» **Problem to work on**
Arrange the data below as a Markdown table with the columns Row and Line, numbering each line in order and omitting blank lines.
----------------------------------------
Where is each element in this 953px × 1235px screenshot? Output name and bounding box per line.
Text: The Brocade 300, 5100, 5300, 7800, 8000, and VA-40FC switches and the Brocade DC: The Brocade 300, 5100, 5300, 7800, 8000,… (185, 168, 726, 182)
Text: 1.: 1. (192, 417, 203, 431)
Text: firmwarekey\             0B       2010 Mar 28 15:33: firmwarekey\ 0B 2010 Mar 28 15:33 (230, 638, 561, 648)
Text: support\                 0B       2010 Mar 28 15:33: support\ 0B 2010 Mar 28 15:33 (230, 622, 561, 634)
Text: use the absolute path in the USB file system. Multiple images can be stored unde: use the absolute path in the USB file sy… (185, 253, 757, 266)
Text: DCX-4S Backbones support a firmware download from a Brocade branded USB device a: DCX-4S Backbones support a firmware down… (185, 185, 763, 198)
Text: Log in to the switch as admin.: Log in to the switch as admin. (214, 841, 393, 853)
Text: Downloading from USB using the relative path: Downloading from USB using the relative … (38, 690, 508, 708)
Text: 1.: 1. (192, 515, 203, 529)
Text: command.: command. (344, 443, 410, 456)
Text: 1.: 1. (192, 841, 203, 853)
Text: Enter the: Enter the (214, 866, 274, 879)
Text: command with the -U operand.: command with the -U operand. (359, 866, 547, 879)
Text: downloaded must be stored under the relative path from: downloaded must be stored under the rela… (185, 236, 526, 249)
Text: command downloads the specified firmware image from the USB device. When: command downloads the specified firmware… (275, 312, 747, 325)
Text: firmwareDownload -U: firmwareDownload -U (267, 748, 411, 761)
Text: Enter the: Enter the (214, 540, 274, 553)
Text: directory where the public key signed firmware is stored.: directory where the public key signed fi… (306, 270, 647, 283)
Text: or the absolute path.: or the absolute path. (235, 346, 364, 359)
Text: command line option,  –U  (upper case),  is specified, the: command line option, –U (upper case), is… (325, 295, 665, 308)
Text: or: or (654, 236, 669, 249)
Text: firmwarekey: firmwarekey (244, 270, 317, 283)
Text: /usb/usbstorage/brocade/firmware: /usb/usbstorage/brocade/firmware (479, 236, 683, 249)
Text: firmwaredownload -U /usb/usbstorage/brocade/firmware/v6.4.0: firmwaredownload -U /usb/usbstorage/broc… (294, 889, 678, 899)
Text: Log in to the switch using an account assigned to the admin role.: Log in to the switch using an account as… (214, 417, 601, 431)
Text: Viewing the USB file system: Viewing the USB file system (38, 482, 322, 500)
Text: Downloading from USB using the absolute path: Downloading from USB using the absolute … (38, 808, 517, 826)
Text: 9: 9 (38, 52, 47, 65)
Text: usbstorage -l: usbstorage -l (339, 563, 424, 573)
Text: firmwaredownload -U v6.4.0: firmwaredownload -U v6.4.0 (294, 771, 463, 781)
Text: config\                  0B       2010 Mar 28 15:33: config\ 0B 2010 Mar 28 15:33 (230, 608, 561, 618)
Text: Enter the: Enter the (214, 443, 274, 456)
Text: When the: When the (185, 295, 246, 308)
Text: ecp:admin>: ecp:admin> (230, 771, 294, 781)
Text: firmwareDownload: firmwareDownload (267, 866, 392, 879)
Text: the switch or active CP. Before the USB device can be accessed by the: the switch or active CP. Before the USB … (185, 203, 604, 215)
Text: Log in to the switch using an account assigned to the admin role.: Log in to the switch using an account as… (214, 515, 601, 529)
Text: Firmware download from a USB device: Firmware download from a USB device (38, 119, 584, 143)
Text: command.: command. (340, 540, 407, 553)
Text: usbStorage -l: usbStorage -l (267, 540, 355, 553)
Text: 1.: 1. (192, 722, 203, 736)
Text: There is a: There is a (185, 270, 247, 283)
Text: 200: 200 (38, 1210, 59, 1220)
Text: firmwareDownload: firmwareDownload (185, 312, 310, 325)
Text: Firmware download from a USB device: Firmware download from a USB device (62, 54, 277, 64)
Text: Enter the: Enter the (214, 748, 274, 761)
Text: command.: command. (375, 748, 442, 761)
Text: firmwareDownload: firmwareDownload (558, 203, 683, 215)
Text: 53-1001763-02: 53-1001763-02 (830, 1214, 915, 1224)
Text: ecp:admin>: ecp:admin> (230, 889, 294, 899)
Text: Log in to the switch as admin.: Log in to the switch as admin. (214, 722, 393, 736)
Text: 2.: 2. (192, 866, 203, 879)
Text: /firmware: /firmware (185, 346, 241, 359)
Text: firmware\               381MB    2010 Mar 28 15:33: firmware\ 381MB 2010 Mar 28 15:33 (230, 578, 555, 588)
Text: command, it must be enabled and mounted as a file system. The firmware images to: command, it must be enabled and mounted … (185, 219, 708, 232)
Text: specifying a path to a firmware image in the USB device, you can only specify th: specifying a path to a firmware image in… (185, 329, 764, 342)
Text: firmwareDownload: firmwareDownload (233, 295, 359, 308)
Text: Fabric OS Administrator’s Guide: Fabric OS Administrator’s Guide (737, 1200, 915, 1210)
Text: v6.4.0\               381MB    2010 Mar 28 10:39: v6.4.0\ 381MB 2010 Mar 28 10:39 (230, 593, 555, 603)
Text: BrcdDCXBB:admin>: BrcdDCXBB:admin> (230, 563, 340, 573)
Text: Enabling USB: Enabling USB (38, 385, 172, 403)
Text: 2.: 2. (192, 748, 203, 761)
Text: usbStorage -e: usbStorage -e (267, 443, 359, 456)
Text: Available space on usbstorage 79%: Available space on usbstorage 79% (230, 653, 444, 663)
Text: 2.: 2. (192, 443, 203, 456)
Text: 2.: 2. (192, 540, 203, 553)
----------------------------------------
» **Result of the task**
| Row | Line |
|---|---|
| 1 | Where is each element in this 953px × 1235px screenshot? Output name and bounding box per line. |
| 2 | Text: The Brocade 300, 5100, 5300, 7800, 8000, and VA-40FC switches and the Brocade DC: The Brocade 300, 5100, 5300, 7800, 8000,… (185, 168, 726, 182) |
| 3 | Text: 1.: 1. (192, 417, 203, 431) |
| 4 | Text: firmwarekey\             0B       2010 Mar 28 15:33: firmwarekey\ 0B 2010 Mar 28 15:33 (230, 638, 561, 648) |
| 5 | Text: support\                 0B       2010 Mar 28 15:33: support\ 0B 2010 Mar 28 15:33 (230, 622, 561, 634) |
| 6 | Text: use the absolute path in the USB file system. Multiple images can be stored unde: use the absolute path in the USB file sy… (185, 253, 757, 266) |
| 7 | Text: DCX-4S Backbones support a firmware download from a Brocade branded USB device a: DCX-4S Backbones support a firmware down… (185, 185, 763, 198) |
| 8 | Text: Log in to the switch as admin.: Log in to the switch as admin. (214, 841, 393, 853) |
| 9 | Text: Downloading from USB using the relative path: Downloading from USB using the relative … (38, 690, 508, 708) |
| 10 | Text: 1.: 1. (192, 515, 203, 529) |
| 11 | Text: command.: command. (344, 443, 410, 456) |
| 12 | Text: 1.: 1. (192, 841, 203, 853) |
| 13 | Text: Enter the: Enter the (214, 866, 274, 879) |
| 14 | Text: command with the -U operand.: command with the -U operand. (359, 866, 547, 879) |
| 15 | Text: downloaded must be stored under the relative path from: downloaded must be stored under the rela… (185, 236, 526, 249) |
| 16 | Text: command downloads the specified firmware image from the USB device. When: command downloads the specified firmware… (275, 312, 747, 325) |
| 17 | Text: firmwareDownload -U: firmwareDownload -U (267, 748, 411, 761) |
| 18 | Text: Enter the: Enter the (214, 540, 274, 553) |
| 19 | Text: directory where the public key signed firmware is stored.: directory where the public key signed fi… (306, 270, 647, 283) |
| 20 | Text: or the absolute path.: or the absolute path. (235, 346, 364, 359) |
| 21 | Text: command line option,  –U  (upper case),  is specified, the: command line option, –U (upper case), is… (325, 295, 665, 308) |
| 22 | Text: or: or (654, 236, 669, 249) |
| 23 | Text: firmwarekey: firmwarekey (244, 270, 317, 283) |
| 24 | Text: /usb/usbstorage/brocade/firmware: /usb/usbstorage/brocade/firmware (479, 236, 683, 249) |
| 25 | Text: firmwaredownload -U /usb/usbstorage/brocade/firmware/v6.4.0: firmwaredownload -U /usb/usbstorage/broc… (294, 889, 678, 899) |
| 26 | Text: Log in to the switch using an account assigned to the admin role.: Log in to the switch using an account as… (214, 417, 601, 431) |
| 27 | Text: Viewing the USB file system: Viewing the USB file system (38, 482, 322, 500) |
| 28 | Text: Downloading from USB using the absolute path: Downloading from USB using the absolute … (38, 808, 517, 826) |
| 29 | Text: 9: 9 (38, 52, 47, 65) |
| 30 | Text: usbstorage -l: usbstorage -l (339, 563, 424, 573) |
| 31 | Text: firmwaredownload -U v6.4.0: firmwaredownload -U v6.4.0 (294, 771, 463, 781) |
| 32 | Text: config\                  0B       2010 Mar 28 15:33: config\ 0B 2010 Mar 28 15:33 (230, 608, 561, 618) |
| 33 | Text: Enter the: Enter the (214, 443, 274, 456) |
| 34 | Text: When the: When the (185, 295, 246, 308) |
| 35 | Text: ecp:admin>: ecp:admin> (230, 771, 294, 781) |
| 36 | Text: firmwareDownload: firmwareDownload (267, 866, 392, 879) |
| 37 | Text: the switch or active CP. Before the USB device can be accessed by the: the switch or active CP. Before the USB … (185, 203, 604, 215) |
| 38 | Text: Log in to the switch using an account assigned to the admin role.: Log in to the switch using an account as… (214, 515, 601, 529) |
| 39 | Text: Firmware download from a USB device: Firmware download from a USB device (38, 119, 584, 143) |
| 40 | Text: command.: command. (340, 540, 407, 553) |
| 41 | Text: usbStorage -l: usbStorage -l (267, 540, 355, 553) |
| 42 | Text: 1.: 1. (192, 722, 203, 736) |
| 43 | Text: There is a: There is a (185, 270, 247, 283) |
| 44 | Text: 200: 200 (38, 1210, 59, 1220) |
| 45 | Text: firmwareDownload: firmwareDownload (185, 312, 310, 325) |
| 46 | Text: Firmware download from a USB device: Firmware download from a USB device (62, 54, 277, 64) |
| 47 | Text: Enter the: Enter the (214, 748, 274, 761) |
| 48 | Text: command.: command. (375, 748, 442, 761) |
| 49 | Text: firmwareDownload: firmwareDownload (558, 203, 683, 215) |
| 50 | Text: 53-1001763-02: 53-1001763-02 (830, 1214, 915, 1224) |
| 51 | Text: ecp:admin>: ecp:admin> (230, 889, 294, 899) |
| 52 | Text: Log in to the switch as admin.: Log in to the switch as admin. (214, 722, 393, 736) |
| 53 | Text: 2.: 2. (192, 866, 203, 879) |
| 54 | Text: /firmware: /firmware (185, 346, 241, 359) |
| 55 | Text: firmware\               381MB    2010 Mar 28 15:33: firmware\ 381MB 2010 Mar 28 15:33 (230, 578, 555, 588) |
| 56 | Text: command, it must be enabled and mounted as a file system. The firmware images to: command, it must be enabled and mounted … (185, 219, 708, 232) |
| 57 | Text: specifying a path to a firmware image in the USB device, you can only specify th: specifying a path to a firmware image in… (185, 329, 764, 342) |
| 58 | Text: firmwareDownload: firmwareDownload (233, 295, 359, 308) |
| 59 | Text: Fabric OS Administrator’s Guide: Fabric OS Administrator’s Guide (737, 1200, 915, 1210) |
| 60 | Text: v6.4.0\               381MB    2010 Mar 28 10:39: v6.4.0\ 381MB 2010 Mar 28 10:39 (230, 593, 555, 603) |
| 61 | Text: BrcdDCXBB:admin>: BrcdDCXBB:admin> (230, 563, 340, 573) |
| 62 | Text: Enabling USB: Enabling USB (38, 385, 172, 403) |
| 63 | Text: 2.: 2. (192, 748, 203, 761) |
| 64 | Text: usbStorage -e: usbStorage -e (267, 443, 359, 456) |
| 65 | Text: Available space on usbstorage 79%: Available space on usbstorage 79% (230, 653, 444, 663) |
| 66 | Text: 2.: 2. (192, 443, 203, 456) |
| 67 | Text: 2.: 2. (192, 540, 203, 553) |